Written exercise
Which lines in the records below contain the word "BLACKWATER"? Copy each one out.

Data lines
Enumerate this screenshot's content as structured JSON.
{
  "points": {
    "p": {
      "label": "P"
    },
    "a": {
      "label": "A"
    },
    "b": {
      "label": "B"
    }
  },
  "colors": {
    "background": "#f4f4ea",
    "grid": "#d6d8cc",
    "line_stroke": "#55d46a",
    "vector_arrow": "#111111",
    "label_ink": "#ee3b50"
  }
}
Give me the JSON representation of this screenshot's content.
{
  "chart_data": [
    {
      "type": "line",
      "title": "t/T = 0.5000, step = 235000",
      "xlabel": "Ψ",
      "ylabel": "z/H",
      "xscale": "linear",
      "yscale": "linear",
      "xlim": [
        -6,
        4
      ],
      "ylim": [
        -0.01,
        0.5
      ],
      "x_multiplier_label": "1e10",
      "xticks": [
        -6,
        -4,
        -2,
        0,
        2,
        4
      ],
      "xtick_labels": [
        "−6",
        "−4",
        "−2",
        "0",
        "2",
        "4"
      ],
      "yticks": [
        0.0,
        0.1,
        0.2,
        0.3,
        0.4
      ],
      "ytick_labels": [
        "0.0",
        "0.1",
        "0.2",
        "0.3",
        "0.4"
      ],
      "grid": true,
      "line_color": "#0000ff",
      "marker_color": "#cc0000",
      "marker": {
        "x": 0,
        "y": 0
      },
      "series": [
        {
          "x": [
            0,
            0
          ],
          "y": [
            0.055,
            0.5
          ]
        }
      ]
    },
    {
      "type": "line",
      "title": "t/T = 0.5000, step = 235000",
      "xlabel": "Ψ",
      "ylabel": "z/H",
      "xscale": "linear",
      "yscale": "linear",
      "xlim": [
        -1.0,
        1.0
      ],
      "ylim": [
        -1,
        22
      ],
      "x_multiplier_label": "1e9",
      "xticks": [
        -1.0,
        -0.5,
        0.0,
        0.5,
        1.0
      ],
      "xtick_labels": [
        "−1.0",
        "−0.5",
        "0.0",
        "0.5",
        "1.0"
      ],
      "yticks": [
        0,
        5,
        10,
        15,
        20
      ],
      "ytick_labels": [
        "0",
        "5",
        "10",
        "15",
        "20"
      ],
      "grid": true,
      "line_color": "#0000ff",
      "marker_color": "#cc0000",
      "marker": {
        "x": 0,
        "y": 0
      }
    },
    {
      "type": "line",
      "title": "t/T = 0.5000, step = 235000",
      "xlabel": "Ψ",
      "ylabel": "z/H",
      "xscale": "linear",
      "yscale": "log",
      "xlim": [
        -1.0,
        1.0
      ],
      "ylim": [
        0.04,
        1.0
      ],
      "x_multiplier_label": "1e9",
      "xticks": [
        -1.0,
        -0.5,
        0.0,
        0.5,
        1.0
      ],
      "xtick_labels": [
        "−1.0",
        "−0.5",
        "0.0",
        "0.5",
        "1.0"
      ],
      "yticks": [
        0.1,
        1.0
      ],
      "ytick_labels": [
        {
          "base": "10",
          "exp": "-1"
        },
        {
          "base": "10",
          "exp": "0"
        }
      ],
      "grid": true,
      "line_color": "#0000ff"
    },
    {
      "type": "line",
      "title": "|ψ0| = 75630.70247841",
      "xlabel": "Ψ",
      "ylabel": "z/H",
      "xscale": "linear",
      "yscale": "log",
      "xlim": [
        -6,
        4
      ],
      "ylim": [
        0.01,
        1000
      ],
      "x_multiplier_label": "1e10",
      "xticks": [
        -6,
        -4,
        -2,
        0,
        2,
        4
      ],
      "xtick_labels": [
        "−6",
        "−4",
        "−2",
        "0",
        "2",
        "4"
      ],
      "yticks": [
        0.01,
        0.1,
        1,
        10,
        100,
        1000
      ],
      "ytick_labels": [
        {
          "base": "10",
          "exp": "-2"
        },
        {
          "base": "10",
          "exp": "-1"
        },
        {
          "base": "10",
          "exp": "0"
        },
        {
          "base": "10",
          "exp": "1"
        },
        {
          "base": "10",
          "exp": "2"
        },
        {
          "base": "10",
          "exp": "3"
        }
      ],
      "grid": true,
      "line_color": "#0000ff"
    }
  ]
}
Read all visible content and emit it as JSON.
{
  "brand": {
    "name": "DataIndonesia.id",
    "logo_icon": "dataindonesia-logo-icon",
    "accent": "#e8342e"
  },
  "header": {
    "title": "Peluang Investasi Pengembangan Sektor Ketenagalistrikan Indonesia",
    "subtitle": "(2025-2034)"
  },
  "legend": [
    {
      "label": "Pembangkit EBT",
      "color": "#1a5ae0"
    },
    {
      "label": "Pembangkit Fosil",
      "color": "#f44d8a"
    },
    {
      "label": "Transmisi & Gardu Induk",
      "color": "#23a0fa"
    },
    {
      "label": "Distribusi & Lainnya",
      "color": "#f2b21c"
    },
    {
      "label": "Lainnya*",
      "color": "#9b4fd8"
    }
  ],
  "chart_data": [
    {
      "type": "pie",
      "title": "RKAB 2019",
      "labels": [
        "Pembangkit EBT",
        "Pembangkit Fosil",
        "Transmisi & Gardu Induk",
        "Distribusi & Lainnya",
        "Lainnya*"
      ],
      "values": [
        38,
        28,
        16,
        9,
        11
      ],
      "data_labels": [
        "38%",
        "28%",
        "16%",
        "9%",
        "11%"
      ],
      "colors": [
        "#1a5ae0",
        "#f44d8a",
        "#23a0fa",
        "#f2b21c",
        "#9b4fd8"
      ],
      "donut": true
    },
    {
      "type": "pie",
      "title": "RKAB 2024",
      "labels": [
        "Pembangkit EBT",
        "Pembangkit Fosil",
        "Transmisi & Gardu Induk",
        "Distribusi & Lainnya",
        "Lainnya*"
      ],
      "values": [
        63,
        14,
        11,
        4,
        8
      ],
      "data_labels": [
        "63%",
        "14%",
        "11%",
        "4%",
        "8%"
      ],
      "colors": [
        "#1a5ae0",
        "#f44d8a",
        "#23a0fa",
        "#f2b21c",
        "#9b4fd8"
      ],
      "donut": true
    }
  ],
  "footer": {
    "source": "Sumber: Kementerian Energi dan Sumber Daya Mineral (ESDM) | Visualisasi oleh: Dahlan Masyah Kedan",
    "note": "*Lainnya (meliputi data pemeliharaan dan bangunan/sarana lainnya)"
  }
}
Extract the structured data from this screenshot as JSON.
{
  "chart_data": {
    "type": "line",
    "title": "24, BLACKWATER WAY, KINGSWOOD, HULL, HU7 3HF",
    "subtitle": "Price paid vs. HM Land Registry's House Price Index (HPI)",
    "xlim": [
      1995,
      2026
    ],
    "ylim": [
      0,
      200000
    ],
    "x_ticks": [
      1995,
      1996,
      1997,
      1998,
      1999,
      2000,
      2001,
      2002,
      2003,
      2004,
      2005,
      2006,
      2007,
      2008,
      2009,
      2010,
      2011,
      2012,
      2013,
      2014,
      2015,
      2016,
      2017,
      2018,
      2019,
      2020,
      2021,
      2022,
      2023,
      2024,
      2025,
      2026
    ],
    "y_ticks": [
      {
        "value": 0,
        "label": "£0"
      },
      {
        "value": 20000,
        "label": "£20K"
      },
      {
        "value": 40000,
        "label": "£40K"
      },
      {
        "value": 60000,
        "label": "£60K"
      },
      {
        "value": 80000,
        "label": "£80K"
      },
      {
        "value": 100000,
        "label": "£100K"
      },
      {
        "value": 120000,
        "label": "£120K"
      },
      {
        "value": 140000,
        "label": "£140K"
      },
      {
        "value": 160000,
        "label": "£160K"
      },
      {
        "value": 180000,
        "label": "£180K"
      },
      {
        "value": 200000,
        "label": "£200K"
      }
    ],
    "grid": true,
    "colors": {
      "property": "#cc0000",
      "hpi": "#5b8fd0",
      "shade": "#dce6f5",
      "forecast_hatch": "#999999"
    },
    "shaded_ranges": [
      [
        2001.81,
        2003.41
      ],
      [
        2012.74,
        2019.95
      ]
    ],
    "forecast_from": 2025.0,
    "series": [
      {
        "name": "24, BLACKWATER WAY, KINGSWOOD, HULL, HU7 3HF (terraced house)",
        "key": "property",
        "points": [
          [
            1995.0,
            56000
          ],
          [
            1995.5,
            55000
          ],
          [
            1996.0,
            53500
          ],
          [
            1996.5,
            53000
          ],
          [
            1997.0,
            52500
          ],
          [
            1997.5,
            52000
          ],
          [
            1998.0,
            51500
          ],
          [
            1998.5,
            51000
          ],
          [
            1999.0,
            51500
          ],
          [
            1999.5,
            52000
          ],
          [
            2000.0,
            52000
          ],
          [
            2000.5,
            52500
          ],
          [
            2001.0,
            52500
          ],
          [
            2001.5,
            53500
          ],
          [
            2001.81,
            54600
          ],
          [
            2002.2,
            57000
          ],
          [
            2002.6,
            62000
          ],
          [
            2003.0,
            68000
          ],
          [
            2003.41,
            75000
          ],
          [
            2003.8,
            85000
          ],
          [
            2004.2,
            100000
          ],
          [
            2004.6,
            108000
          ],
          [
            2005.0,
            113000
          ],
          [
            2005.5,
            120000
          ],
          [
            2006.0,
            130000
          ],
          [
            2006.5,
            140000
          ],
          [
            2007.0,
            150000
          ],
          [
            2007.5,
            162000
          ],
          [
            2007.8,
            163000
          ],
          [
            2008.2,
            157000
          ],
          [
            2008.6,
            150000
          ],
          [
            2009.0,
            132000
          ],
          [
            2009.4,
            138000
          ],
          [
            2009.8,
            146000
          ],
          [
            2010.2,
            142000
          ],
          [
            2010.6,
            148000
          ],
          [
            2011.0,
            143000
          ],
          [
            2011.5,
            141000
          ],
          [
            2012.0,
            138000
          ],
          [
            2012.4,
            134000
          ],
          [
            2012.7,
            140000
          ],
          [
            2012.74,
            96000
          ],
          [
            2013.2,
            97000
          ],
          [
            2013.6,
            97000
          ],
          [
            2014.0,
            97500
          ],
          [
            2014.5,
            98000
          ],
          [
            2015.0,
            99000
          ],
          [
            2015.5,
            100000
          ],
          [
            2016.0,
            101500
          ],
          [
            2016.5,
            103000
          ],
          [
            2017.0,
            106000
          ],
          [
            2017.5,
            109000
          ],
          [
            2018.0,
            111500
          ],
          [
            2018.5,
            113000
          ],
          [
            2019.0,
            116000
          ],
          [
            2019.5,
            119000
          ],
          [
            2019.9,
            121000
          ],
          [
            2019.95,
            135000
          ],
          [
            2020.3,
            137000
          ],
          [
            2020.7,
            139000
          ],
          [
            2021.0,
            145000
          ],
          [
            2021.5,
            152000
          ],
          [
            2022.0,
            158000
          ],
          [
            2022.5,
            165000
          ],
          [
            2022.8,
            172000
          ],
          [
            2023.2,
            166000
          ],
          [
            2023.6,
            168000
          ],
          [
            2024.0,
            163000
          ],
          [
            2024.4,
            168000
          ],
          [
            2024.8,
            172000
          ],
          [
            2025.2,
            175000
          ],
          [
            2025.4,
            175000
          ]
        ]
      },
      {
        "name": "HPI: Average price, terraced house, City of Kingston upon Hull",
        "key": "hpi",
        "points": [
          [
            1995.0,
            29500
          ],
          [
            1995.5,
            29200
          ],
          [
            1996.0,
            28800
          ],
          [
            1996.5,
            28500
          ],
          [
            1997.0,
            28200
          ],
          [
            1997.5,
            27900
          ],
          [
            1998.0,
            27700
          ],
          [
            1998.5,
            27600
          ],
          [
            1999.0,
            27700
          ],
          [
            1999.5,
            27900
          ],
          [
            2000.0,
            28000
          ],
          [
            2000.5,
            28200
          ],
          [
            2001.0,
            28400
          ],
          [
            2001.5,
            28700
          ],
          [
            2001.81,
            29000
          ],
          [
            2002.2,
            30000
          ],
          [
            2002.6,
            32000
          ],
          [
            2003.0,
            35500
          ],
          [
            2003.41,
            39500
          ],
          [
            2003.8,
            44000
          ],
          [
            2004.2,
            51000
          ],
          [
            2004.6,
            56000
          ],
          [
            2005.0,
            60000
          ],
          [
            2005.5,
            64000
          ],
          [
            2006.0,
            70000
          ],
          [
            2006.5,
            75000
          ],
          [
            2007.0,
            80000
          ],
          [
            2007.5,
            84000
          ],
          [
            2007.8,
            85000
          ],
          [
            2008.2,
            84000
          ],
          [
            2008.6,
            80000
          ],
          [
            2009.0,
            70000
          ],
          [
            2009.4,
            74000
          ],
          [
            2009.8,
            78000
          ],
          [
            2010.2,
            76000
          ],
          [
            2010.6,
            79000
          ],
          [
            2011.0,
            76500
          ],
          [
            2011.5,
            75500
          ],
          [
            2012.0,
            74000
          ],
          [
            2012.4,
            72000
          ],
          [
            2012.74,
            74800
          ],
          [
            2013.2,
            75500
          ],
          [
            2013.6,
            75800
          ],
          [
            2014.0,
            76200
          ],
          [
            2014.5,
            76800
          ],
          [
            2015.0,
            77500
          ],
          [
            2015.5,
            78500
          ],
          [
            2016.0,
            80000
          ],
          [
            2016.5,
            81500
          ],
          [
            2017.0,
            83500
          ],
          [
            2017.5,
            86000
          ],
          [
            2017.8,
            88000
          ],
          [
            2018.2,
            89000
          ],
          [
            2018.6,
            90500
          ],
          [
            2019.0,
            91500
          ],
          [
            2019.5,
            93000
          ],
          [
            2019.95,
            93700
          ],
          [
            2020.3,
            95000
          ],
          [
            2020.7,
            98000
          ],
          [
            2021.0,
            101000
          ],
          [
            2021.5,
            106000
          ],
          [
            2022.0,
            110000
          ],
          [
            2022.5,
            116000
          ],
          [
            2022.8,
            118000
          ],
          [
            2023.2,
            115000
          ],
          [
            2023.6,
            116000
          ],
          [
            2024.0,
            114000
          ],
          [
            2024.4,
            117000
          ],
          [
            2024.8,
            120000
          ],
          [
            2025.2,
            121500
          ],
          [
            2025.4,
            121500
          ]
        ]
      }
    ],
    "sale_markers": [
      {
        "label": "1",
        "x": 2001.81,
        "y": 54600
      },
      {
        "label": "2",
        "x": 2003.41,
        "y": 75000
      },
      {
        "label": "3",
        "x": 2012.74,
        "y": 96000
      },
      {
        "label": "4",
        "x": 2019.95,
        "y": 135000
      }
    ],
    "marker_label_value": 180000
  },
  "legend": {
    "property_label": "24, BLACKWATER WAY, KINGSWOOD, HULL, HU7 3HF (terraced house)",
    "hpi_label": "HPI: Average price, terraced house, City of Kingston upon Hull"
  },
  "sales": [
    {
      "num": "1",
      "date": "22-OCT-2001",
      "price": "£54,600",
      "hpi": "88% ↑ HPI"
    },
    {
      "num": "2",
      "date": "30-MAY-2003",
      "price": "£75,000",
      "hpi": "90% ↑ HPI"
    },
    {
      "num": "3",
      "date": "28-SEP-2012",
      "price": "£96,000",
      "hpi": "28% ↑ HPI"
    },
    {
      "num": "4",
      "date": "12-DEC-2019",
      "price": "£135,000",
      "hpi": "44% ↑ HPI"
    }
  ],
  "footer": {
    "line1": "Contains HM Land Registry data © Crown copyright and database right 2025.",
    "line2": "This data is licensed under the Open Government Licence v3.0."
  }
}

Answer to the task
    "title": "24, BLACKWATER WAY, KINGSWOOD, HULL, HU7 3HF",
        "name": "24, BLACKWATER WAY, KINGSWOOD, HULL, HU7 3HF (terraced house)",
    "property_label": "24, BLACKWATER WAY, KINGSWOOD, HULL, HU7 3HF (terraced house)",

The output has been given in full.